Output nothing but the number of lines that include the word "bóng".
___ Exercise inputs
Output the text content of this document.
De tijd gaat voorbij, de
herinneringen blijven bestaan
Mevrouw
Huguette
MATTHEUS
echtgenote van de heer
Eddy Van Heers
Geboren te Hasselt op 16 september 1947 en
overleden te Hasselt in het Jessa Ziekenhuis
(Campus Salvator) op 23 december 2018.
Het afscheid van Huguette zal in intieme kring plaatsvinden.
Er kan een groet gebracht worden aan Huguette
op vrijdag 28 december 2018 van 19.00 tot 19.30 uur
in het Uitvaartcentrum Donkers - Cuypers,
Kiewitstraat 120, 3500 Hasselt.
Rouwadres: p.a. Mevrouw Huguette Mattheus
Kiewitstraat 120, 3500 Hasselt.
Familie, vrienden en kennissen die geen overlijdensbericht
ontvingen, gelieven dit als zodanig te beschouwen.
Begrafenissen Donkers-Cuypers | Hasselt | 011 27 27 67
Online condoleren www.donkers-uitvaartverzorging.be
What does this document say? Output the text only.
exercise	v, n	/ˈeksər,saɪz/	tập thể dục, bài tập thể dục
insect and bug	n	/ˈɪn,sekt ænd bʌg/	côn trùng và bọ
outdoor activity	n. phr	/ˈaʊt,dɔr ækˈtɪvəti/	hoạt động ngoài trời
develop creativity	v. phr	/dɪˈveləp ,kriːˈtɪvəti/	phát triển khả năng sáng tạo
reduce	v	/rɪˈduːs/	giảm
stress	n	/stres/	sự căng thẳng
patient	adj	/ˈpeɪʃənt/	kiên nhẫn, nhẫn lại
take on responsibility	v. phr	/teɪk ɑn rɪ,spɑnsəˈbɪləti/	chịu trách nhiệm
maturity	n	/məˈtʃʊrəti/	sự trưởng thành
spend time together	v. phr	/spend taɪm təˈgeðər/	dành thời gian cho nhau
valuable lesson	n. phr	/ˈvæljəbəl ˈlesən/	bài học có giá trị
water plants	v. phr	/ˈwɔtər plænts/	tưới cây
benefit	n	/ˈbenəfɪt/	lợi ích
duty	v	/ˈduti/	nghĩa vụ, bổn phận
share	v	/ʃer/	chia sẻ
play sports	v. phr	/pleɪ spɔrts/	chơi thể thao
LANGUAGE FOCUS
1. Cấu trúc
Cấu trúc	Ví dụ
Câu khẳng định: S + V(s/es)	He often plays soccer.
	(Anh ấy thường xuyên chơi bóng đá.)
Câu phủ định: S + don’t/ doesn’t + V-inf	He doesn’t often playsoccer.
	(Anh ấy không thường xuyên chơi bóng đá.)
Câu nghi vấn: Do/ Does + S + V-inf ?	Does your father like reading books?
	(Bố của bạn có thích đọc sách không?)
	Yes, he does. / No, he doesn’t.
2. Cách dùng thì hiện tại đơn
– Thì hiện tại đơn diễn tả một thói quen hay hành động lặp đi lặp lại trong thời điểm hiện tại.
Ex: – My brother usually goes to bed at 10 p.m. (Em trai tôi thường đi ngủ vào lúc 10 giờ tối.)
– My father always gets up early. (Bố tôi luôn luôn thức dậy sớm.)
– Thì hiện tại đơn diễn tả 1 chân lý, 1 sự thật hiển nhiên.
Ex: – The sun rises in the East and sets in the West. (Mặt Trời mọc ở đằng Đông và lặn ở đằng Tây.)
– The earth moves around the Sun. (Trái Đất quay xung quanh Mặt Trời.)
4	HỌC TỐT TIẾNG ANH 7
______
*Solution*:
2